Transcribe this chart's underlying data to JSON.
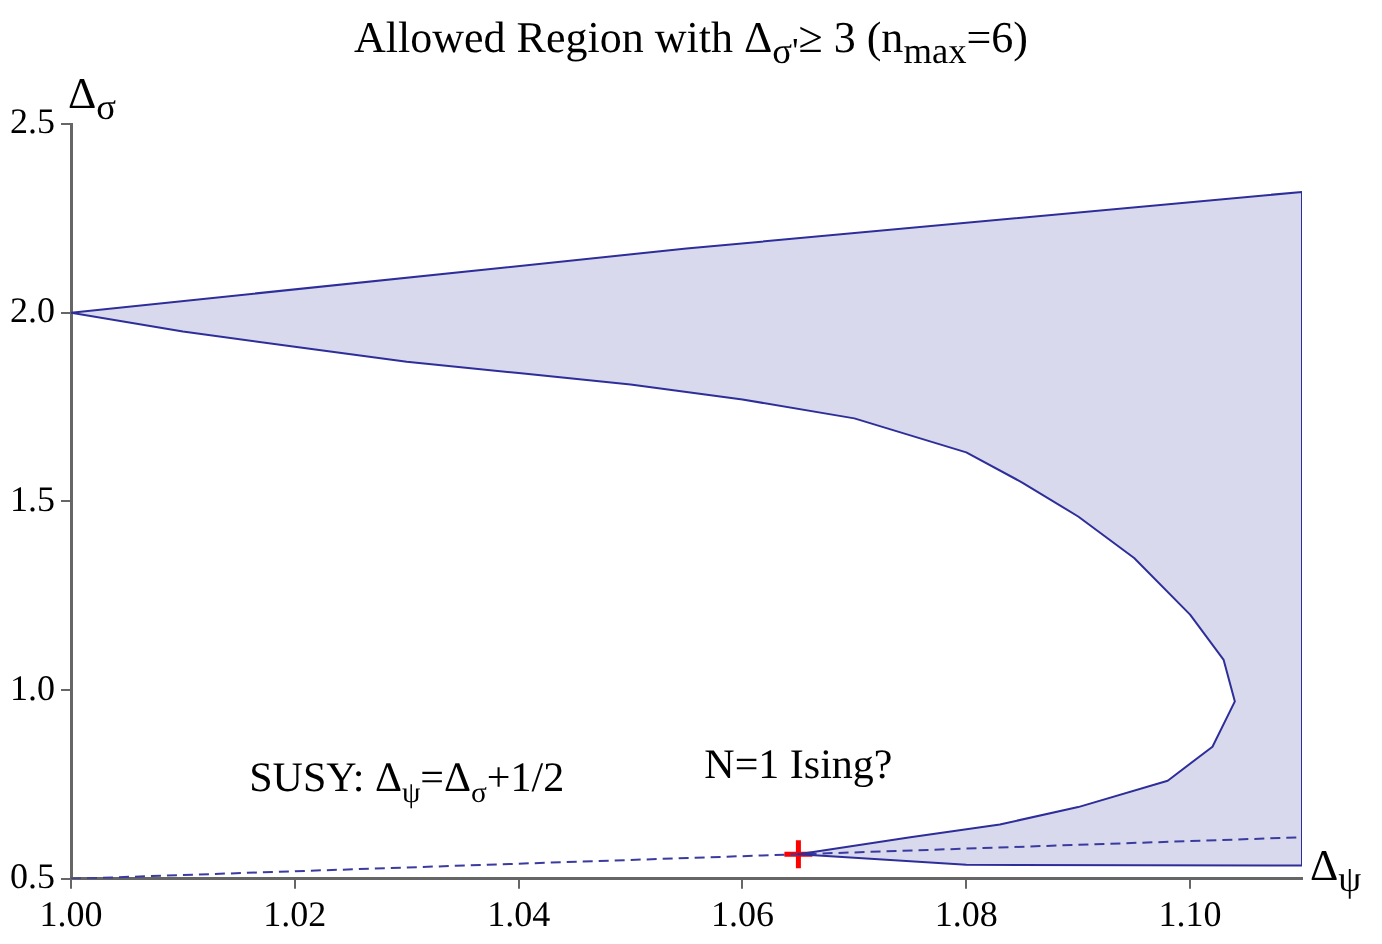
{
  "chart_data": {
    "type": "line",
    "title": "Allowed Region with Δ$_{σ'}$≥ 3 (n$_{max}$=6)",
    "xlabel": "Δ$_{ψ}$",
    "ylabel": "Δ$_{σ}$",
    "xlim": [
      1.0,
      1.11
    ],
    "xticks": [
      {
        "value": 1.0,
        "label": "1.00"
      },
      1.02,
      1.04,
      1.06,
      1.08,
      {
        "value": 1.1,
        "label": "1.10"
      }
    ],
    "ylim": [
      0.5,
      2.5
    ],
    "yticks": [
      0.5,
      {
        "value": 1.0,
        "label": "1.0"
      },
      1.5,
      {
        "value": 2.0,
        "label": "2.0"
      },
      2.5
    ],
    "series": [
      {
        "type": "area",
        "color": "#2e2e9a",
        "x": [
          1.0,
          1.055,
          1.11,
          1.11,
          1.08,
          1.065,
          1.075,
          1.083,
          1.09,
          1.098,
          1.102,
          1.104,
          1.103,
          1.1,
          1.095,
          1.09,
          1.085,
          1.08,
          1.07,
          1.06,
          1.05,
          1.04,
          1.03,
          1.02,
          1.01,
          1.0
        ],
        "values": [
          2.0,
          2.17,
          2.32,
          0.535,
          0.537,
          0.565,
          0.61,
          0.644,
          0.69,
          0.76,
          0.85,
          0.97,
          1.08,
          1.2,
          1.35,
          1.46,
          1.55,
          1.63,
          1.72,
          1.77,
          1.81,
          1.84,
          1.87,
          1.91,
          1.95,
          2.0
        ]
      },
      {
        "color": "#3a3aa0",
        "line_style": "dashed",
        "x": [
          1.0,
          1.11
        ],
        "values": [
          0.5,
          0.61
        ]
      },
      {
        "type": "scatter",
        "color": "#ff0000",
        "marker": "cross",
        "x": [
          1.065
        ],
        "values": [
          0.565
        ]
      }
    ],
    "annotations": [
      {
        "text": "SUSY: Δ$_{ψ}$=Δ$_{σ}$+1/2",
        "x": 1.03,
        "y": 0.53
      },
      {
        "text": "N=1 Ising?",
        "x": 1.065,
        "y": 0.565
      }
    ]
  }
}
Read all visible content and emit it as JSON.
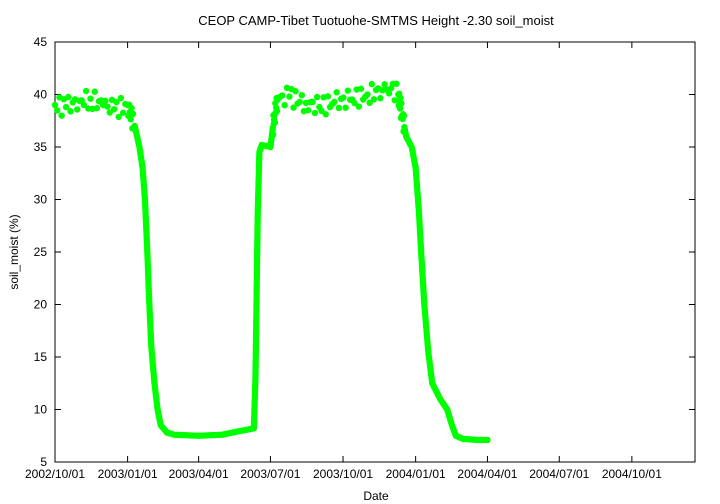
{
  "chart_data": {
    "type": "scatter",
    "title": "CEOP CAMP-Tibet Tuotuohe-SMTMS Height -2.30 soil_moist",
    "xlabel": "Date",
    "ylabel": "soil_moist (%)",
    "xlim": [
      "2002/10/01",
      "2004/12/20"
    ],
    "ylim": [
      5,
      45
    ],
    "x_ticks": [
      "2002/10/01",
      "2003/01/01",
      "2003/04/01",
      "2003/07/01",
      "2003/10/01",
      "2004/01/01",
      "2004/04/01",
      "2004/07/01",
      "2004/10/01"
    ],
    "y_ticks": [
      5,
      10,
      15,
      20,
      25,
      30,
      35,
      40,
      45
    ],
    "grid": false,
    "legend": "none",
    "series": [
      {
        "color": "#00ff00",
        "marker": "circle",
        "points": [
          [
            "2002/10/01",
            39.0
          ],
          [
            "2002/10/15",
            38.8
          ],
          [
            "2002/11/01",
            39.4
          ],
          [
            "2002/11/15",
            39.6
          ],
          [
            "2002/12/01",
            39.0
          ],
          [
            "2002/12/15",
            38.6
          ],
          [
            "2003/01/01",
            39.0
          ],
          [
            "2003/01/10",
            37.0
          ],
          [
            "2003/01/16",
            35.0
          ],
          [
            "2003/01/20",
            33.0
          ],
          [
            "2003/01/23",
            30.0
          ],
          [
            "2003/01/26",
            25.0
          ],
          [
            "2003/01/28",
            21.0
          ],
          [
            "2003/01/31",
            16.0
          ],
          [
            "2003/02/04",
            12.5
          ],
          [
            "2003/02/08",
            10.0
          ],
          [
            "2003/02/12",
            8.5
          ],
          [
            "2003/02/20",
            7.8
          ],
          [
            "2003/03/01",
            7.6
          ],
          [
            "2003/04/01",
            7.5
          ],
          [
            "2003/05/01",
            7.6
          ],
          [
            "2003/05/20",
            7.9
          ],
          [
            "2003/06/10",
            8.2
          ],
          [
            "2003/06/12",
            13.0
          ],
          [
            "2003/06/13",
            18.0
          ],
          [
            "2003/06/14",
            24.0
          ],
          [
            "2003/06/15",
            29.0
          ],
          [
            "2003/06/17",
            34.5
          ],
          [
            "2003/06/20",
            35.2
          ],
          [
            "2003/07/01",
            35.0
          ],
          [
            "2003/07/06",
            38.0
          ],
          [
            "2003/07/10",
            39.5
          ],
          [
            "2003/07/25",
            39.8
          ],
          [
            "2003/08/15",
            39.2
          ],
          [
            "2003/09/01",
            38.8
          ],
          [
            "2003/09/20",
            39.3
          ],
          [
            "2003/10/10",
            39.5
          ],
          [
            "2003/11/01",
            40.0
          ],
          [
            "2003/11/20",
            40.4
          ],
          [
            "2003/12/01",
            40.6
          ],
          [
            "2003/12/10",
            40.0
          ],
          [
            "2003/12/15",
            38.0
          ],
          [
            "2003/12/20",
            36.0
          ],
          [
            "2003/12/27",
            35.0
          ],
          [
            "2004/01/01",
            33.0
          ],
          [
            "2004/01/05",
            29.0
          ],
          [
            "2004/01/08",
            25.0
          ],
          [
            "2004/01/12",
            20.0
          ],
          [
            "2004/01/17",
            15.5
          ],
          [
            "2004/01/22",
            12.5
          ],
          [
            "2004/02/01",
            11.0
          ],
          [
            "2004/02/10",
            10.0
          ],
          [
            "2004/02/16",
            8.5
          ],
          [
            "2004/02/21",
            7.5
          ],
          [
            "2004/03/01",
            7.2
          ],
          [
            "2004/03/20",
            7.1
          ],
          [
            "2004/04/01",
            7.1
          ]
        ]
      }
    ]
  }
}
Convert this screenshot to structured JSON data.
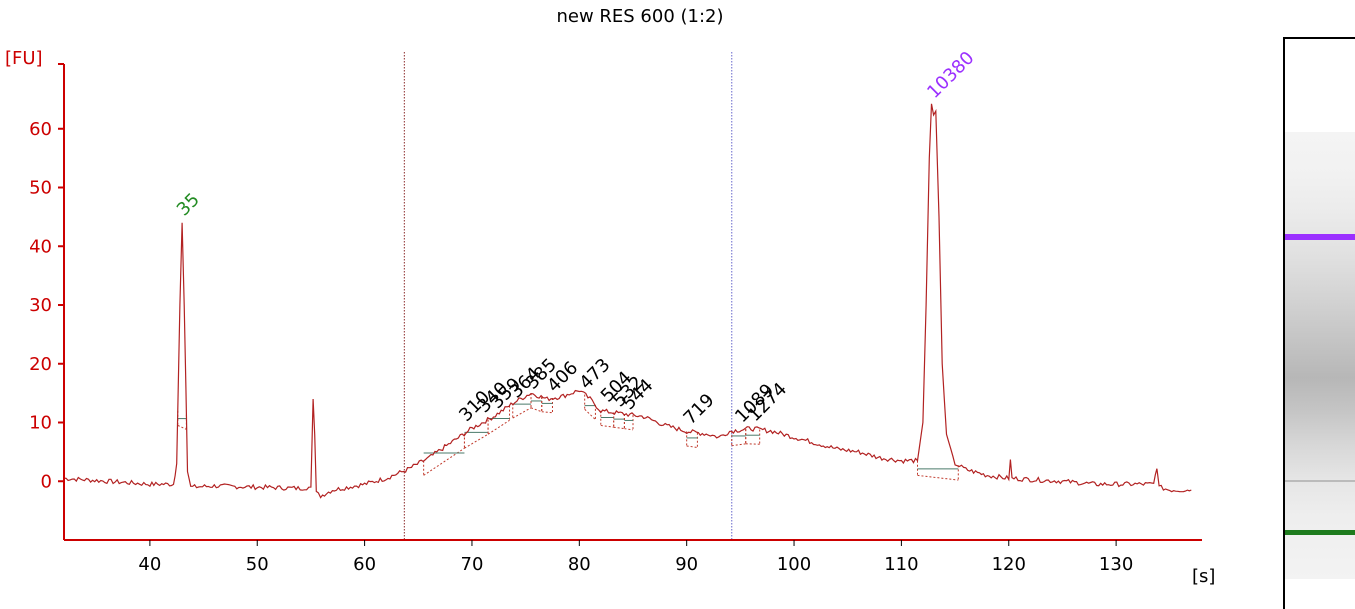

────────

• _To be done_
Search the listing above for the string "type". Copy every line that contains it.

• _Solution to this task_
    "type": "line",
        "type": "area",
        "type": "scatter",
    "type": "scatter",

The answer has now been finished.